◆ ARTICLE ◆
-------------------------
# Feeding a very small swarm/Question



## Calbee (Sep 26, 2011)

I recently trapped a very small swarm in a bait hive. I live in the city and there is still a good nectar flow in my area. Do you think I should feed them sugar syrup to increase their survival ability? Queen is laying but not a lot. Also, they stopped building comb in the 5 frame nuc they are in. My few hives are treatment-free and I tend not to feed, except on rare occasions. Any suggestions? Thanks for all.


----------



## Oldtimer (Jul 4, 2010)

If there is a good nectar flow, no need to feed.


----------



## Kamon A. Reynolds (Apr 15, 2012)

Young colonies and small colonies cannot take full advantage of flows to few foragers. Feed. Nature doesn't care if your bees make it as beekeepers we should assist colonies that are weak and breed from those that are strong nothing wrong with feeding if they need it.
-------------------------
◆ RECORDS PROVIDED ◆
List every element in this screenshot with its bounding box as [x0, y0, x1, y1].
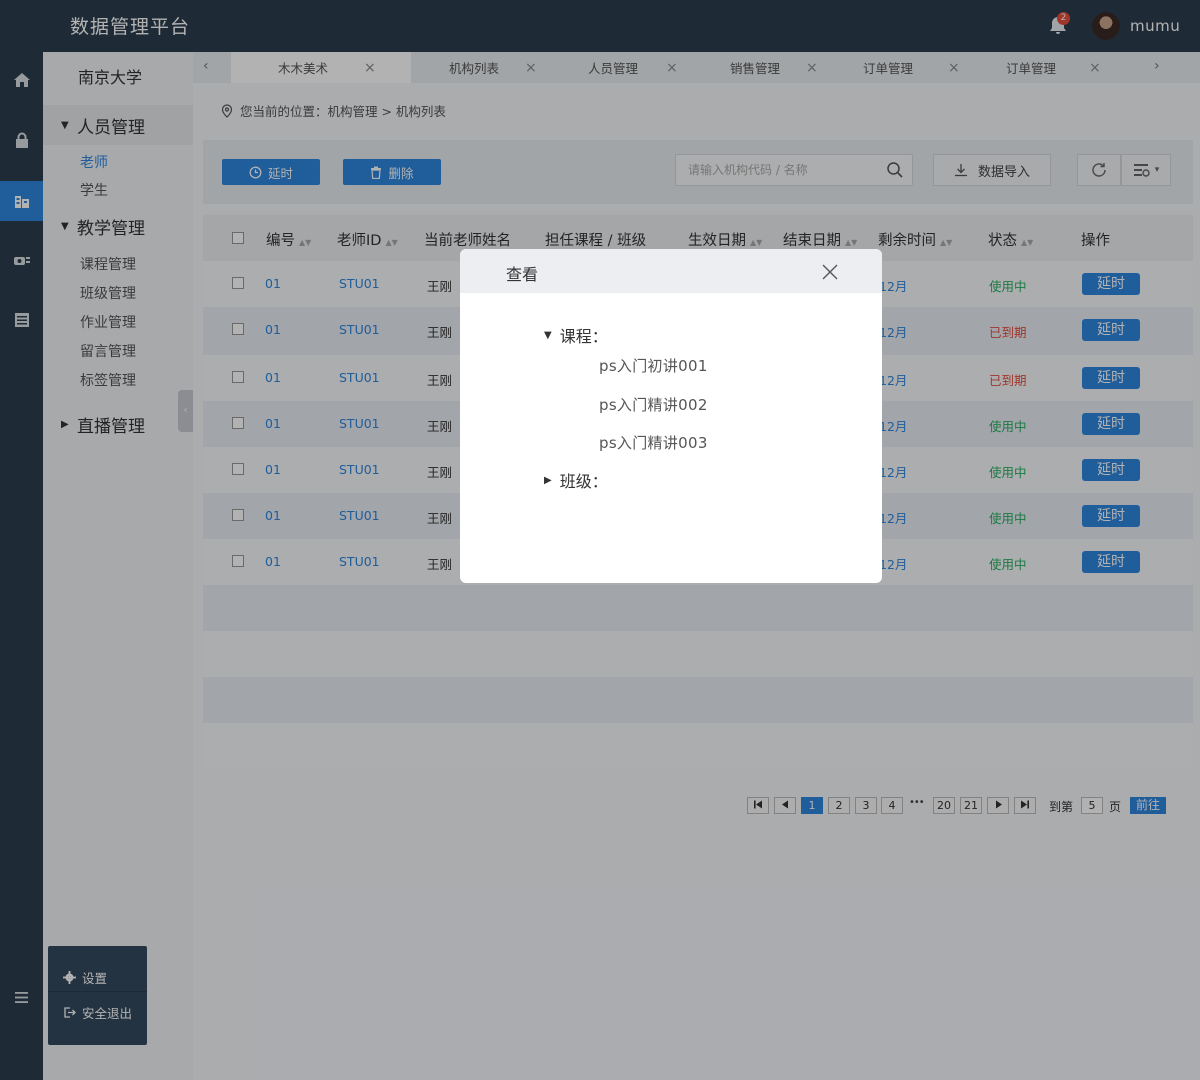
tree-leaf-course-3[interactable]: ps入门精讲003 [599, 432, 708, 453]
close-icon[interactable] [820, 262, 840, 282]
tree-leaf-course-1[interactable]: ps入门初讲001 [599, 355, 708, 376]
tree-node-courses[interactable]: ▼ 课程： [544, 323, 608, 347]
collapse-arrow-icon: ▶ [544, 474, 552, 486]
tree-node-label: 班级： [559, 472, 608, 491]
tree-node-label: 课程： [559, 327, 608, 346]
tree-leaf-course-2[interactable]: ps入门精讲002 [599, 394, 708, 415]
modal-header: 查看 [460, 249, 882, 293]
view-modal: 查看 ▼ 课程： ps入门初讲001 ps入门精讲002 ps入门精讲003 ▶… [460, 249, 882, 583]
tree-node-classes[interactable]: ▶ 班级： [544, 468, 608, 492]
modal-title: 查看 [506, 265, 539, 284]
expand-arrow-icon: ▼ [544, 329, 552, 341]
-------------------------
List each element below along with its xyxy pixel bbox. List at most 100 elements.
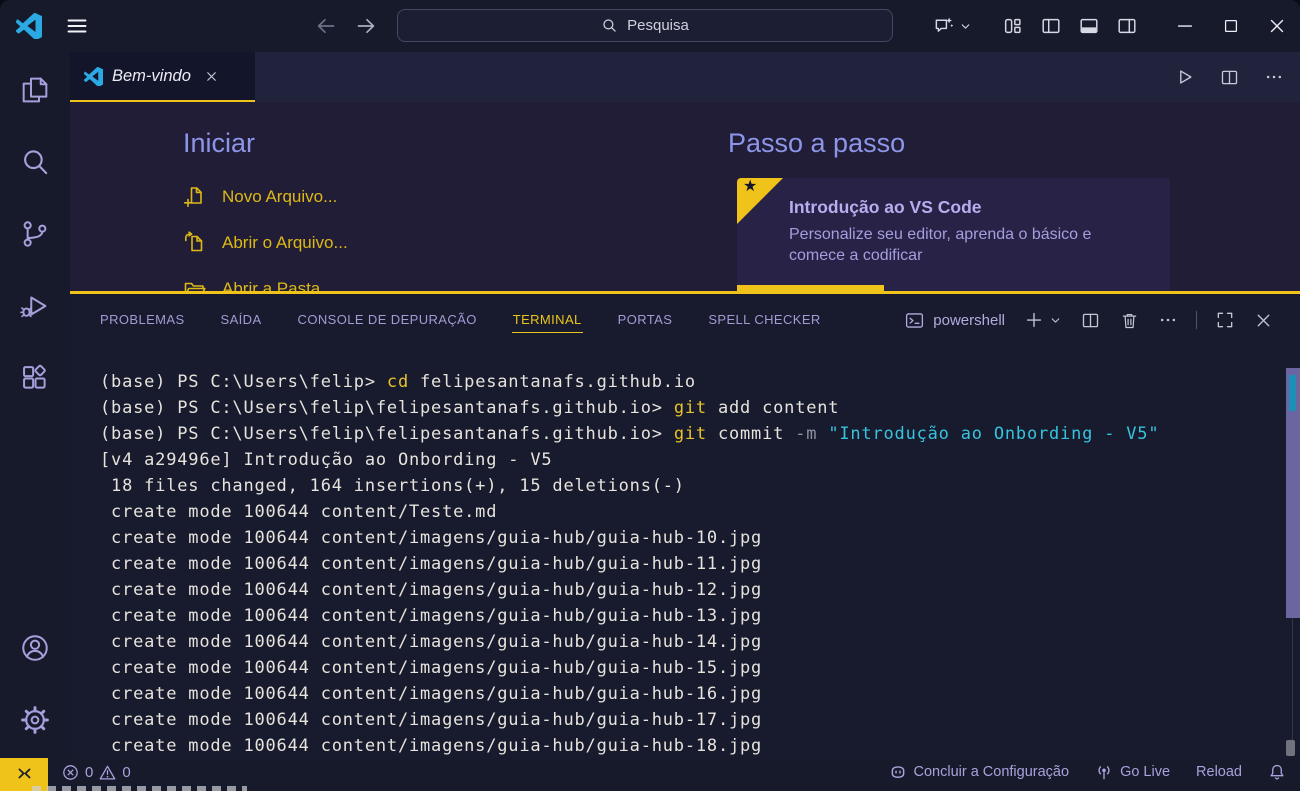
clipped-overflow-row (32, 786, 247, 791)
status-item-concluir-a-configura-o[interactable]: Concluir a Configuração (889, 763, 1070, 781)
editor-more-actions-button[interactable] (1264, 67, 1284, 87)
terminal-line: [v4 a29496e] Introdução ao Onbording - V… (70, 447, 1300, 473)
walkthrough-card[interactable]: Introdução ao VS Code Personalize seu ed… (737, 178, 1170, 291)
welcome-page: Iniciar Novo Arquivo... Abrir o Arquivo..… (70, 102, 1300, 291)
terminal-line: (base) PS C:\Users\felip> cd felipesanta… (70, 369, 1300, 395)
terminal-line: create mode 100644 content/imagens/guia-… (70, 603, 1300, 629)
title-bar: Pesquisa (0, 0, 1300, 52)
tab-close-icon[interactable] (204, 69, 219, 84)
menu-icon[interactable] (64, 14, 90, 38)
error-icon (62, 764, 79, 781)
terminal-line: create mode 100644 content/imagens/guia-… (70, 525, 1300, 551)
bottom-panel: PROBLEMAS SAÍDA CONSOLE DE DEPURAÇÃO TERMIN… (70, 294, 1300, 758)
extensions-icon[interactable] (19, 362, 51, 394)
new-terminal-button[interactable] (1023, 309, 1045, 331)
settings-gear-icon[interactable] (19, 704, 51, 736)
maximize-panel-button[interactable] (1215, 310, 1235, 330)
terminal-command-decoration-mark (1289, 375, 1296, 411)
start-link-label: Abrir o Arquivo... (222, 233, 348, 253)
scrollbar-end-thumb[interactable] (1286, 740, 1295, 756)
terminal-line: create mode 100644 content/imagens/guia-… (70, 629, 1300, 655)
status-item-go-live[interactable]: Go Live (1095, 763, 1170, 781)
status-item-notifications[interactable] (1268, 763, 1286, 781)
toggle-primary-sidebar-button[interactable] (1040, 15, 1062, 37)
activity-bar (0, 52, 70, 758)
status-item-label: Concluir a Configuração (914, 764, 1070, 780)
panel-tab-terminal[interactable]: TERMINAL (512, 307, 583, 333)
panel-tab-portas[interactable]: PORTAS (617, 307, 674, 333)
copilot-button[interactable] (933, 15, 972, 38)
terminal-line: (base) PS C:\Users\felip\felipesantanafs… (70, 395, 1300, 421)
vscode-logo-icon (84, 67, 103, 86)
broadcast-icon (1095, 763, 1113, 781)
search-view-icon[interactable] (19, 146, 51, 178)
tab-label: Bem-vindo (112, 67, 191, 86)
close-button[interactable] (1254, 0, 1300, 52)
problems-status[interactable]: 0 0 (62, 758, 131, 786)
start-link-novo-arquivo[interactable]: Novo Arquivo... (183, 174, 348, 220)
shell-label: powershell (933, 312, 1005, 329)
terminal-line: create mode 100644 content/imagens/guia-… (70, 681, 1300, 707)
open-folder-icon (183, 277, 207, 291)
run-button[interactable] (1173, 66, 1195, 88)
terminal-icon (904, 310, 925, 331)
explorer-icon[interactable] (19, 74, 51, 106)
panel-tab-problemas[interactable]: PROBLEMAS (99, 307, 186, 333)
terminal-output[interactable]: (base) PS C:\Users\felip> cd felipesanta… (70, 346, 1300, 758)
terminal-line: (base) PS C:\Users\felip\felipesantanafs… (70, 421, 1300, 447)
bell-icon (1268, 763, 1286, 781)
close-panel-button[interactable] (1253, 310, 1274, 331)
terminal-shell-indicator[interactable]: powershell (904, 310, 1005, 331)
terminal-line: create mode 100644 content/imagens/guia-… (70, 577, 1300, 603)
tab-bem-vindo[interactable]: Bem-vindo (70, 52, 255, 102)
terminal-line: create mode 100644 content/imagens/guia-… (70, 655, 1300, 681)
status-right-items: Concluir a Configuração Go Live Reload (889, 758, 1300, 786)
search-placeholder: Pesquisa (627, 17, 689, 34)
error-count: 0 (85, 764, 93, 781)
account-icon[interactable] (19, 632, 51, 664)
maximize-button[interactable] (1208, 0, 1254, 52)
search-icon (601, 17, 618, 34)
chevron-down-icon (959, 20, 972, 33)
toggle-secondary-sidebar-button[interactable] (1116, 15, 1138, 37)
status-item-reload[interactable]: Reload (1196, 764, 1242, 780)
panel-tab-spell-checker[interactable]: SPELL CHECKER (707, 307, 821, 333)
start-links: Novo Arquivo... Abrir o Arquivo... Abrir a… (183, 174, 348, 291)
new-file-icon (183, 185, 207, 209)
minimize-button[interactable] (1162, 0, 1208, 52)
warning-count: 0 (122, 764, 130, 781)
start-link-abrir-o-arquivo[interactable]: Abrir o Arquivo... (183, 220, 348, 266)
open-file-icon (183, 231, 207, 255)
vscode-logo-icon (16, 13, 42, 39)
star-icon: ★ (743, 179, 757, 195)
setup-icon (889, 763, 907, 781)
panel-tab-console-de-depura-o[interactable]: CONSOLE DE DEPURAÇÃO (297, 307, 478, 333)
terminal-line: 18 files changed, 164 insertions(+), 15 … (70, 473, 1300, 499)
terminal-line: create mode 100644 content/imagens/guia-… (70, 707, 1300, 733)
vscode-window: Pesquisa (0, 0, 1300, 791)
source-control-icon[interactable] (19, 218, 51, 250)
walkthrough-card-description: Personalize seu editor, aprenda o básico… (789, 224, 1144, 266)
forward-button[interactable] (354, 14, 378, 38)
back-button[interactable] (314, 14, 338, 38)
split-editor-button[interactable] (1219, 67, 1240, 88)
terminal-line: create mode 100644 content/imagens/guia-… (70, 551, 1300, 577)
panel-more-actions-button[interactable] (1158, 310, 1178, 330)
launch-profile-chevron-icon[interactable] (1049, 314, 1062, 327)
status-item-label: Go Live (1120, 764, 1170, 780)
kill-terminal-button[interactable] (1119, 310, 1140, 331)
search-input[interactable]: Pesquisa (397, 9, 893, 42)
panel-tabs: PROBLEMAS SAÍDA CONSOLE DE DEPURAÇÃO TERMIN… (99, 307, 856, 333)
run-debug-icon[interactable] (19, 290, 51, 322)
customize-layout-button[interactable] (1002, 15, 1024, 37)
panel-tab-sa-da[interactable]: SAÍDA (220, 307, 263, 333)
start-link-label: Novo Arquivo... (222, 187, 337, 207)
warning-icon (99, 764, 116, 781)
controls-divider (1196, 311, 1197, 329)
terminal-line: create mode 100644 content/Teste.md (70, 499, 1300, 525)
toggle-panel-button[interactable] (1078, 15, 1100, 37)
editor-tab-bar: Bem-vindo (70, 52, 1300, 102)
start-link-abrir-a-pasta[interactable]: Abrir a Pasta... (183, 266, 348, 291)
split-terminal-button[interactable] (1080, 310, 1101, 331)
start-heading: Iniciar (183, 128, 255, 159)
-------------------------
◆ WRITTEN INSTRUCTION ◆
Pick up the forum thread on feeding a very small swarm after its last post and continue it. The listing comes from a separate source.

◆ THE RESPONSE ◆
----------



## kenargo (May 13, 2014)

Agree, you should nearly always feed a swarm and especially a weak swarm.


----------



## ruthiesbees (Aug 27, 2013)

definitely feed, and a pollen patty too if you have it. My small nuc was just kinda struggling along until I added the pollen patty, which seemed to kick them into gear. Queen was laying, but not very much until I guess she felt like there were enough resources in the hive.


----------



## tsmullins (Feb 17, 2011)

Oldtimer said:


> If there is a good nectar flow, no need to feed.


When there is a flow on, we do not feed either.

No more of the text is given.